*Data provided*

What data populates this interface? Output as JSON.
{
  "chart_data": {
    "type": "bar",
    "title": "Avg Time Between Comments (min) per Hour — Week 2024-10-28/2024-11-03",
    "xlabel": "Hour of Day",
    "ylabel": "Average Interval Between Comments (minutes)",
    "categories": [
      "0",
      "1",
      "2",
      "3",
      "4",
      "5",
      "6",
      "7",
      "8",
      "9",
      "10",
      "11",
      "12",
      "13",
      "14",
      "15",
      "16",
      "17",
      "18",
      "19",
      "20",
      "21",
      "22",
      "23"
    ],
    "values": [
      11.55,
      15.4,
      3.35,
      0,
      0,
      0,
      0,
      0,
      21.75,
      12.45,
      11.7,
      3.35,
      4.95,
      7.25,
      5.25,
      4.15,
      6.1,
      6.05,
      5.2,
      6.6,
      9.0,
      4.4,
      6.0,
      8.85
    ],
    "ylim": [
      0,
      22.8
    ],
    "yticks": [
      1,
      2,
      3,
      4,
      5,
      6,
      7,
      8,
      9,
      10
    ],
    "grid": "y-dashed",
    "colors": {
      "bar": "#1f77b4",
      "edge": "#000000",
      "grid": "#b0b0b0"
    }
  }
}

*Task description*
Hand back the material above in full, exactly as written.

*Problem solution*
What data populates this interface? Output as JSON.
{
  "chart_data": {
    "type": "bar",
    "title": "Avg Time Between Comments (min) per Hour — Week 2024-10-28/2024-11-03",
    "xlabel": "Hour of Day",
    "ylabel": "Average Interval Between Comments (minutes)",
    "categories": [
      "0",
      "1",
      "2",
      "3",
      "4",
      "5",
      "6",
      "7",
      "8",
      "9",
      "10",
      "11",
      "12",
      "13",
      "14",
      "15",
      "16",
      "17",
      "18",
      "19",
      "20",
      "21",
      "22",
      "23"
    ],
    "values": [
      11.55,
      15.4,
      3.35,
      0,
      0,
      0,
      0,
      0,
      21.75,
      12.45,
      11.7,
      3.35,
      4.95,
      7.25,
      5.25,
      4.15,
      6.1,
      6.05,
      5.2,
      6.6,
      9.0,
      4.4,
      6.0,
      8.85
    ],
    "ylim": [
      0,
      22.8
    ],
    "yticks": [
      1,
      2,
      3,
      4,
      5,
      6,
      7,
      8,
      9,
      10
    ],
    "grid": "y-dashed",
    "colors": {
      "bar": "#1f77b4",
      "edge": "#000000",
      "grid": "#b0b0b0"
    }
  }
}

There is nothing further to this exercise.